_Exercise_
Go through the listing below and gather every line with the word "kaldi".

(Extracted records)

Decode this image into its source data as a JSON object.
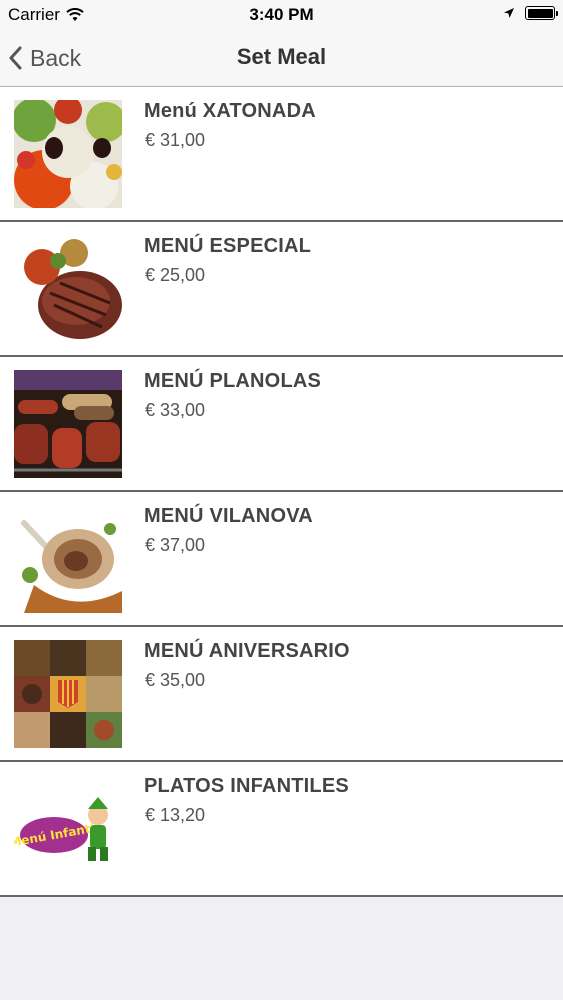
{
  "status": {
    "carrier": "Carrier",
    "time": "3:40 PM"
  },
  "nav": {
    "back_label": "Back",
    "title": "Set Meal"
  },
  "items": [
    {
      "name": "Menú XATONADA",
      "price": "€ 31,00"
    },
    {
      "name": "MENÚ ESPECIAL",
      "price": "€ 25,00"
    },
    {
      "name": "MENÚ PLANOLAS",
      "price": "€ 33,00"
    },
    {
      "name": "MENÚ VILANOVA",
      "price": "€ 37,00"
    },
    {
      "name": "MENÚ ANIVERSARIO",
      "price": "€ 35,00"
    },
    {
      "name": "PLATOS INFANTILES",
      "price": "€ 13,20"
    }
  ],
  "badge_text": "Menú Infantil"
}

--

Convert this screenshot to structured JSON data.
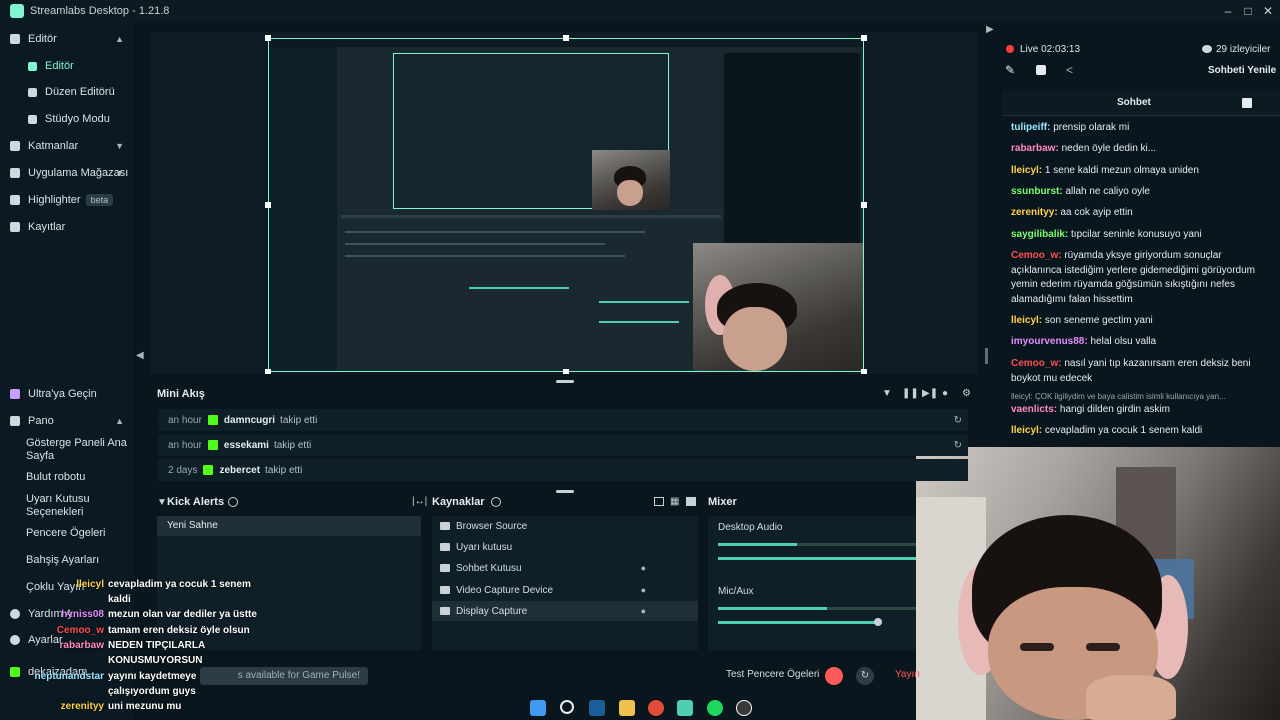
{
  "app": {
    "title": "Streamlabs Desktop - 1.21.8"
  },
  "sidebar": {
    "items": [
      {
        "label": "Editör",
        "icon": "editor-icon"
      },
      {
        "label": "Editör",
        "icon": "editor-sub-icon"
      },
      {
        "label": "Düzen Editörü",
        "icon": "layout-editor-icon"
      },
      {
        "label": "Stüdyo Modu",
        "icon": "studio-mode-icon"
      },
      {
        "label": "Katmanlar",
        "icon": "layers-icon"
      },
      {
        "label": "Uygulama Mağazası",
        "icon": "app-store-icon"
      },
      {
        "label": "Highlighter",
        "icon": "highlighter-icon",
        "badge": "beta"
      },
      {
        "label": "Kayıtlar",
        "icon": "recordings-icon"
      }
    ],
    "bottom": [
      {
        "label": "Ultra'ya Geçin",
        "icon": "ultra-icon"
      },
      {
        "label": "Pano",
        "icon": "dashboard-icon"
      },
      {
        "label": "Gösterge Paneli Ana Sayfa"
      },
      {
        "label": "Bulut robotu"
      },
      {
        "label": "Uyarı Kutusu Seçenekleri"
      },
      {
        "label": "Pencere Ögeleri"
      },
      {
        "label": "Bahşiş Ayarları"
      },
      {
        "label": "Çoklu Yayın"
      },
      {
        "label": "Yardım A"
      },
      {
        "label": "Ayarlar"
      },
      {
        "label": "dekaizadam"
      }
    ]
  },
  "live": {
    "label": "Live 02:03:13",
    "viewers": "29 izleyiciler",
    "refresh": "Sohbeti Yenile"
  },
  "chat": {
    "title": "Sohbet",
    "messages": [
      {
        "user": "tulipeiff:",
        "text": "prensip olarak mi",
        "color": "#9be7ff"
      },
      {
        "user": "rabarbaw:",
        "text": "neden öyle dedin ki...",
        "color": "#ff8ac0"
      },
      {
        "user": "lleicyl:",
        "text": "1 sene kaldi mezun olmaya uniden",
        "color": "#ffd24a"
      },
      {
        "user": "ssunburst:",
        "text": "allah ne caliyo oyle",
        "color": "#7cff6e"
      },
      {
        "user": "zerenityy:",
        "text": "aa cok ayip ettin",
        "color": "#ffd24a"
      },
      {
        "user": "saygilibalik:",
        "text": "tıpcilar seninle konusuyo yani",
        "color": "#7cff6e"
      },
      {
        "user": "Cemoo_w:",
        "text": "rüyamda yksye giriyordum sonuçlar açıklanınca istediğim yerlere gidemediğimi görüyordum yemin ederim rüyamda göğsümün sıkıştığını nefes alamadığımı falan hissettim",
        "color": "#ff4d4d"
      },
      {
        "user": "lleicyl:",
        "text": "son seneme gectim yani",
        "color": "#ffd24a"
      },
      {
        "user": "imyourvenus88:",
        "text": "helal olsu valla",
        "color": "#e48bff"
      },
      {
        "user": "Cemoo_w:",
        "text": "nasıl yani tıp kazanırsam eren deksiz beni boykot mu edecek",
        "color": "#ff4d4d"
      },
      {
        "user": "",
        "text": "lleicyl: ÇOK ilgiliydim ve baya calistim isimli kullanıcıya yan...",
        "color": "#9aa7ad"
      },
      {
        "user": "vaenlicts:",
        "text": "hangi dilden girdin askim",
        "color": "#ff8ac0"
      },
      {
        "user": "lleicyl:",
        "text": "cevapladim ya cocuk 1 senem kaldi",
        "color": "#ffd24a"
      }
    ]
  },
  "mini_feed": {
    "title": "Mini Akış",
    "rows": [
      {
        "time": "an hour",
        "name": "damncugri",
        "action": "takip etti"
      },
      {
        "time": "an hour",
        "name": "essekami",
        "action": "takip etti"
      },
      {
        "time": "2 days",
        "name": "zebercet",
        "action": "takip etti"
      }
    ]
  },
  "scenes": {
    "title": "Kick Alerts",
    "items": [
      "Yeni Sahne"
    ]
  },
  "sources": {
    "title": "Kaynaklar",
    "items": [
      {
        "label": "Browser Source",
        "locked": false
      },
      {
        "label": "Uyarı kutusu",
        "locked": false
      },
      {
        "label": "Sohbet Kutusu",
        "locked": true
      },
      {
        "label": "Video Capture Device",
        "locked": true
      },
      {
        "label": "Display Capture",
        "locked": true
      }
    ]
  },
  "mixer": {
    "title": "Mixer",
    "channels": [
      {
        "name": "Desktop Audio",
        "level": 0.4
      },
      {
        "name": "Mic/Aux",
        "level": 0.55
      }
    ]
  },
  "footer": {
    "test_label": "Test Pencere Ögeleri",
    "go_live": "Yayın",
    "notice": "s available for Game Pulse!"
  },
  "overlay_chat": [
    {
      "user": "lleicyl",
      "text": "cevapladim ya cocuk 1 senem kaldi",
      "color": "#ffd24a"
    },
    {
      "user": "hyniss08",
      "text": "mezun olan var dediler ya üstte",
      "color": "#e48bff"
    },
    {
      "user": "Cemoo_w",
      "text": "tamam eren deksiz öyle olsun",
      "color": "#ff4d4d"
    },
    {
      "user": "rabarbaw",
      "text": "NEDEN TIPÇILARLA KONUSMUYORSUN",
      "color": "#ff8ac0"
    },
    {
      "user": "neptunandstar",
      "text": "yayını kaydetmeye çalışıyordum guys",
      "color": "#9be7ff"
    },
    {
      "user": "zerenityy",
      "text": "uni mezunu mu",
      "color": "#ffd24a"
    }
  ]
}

_Problem solution_
        "text": "1 sene kaldi mezun olmaya uniden",
        "text": "cevapladim ya cocuk 1 senem kaldi",
      "text": "cevapladim ya cocuk 1 senem kaldi",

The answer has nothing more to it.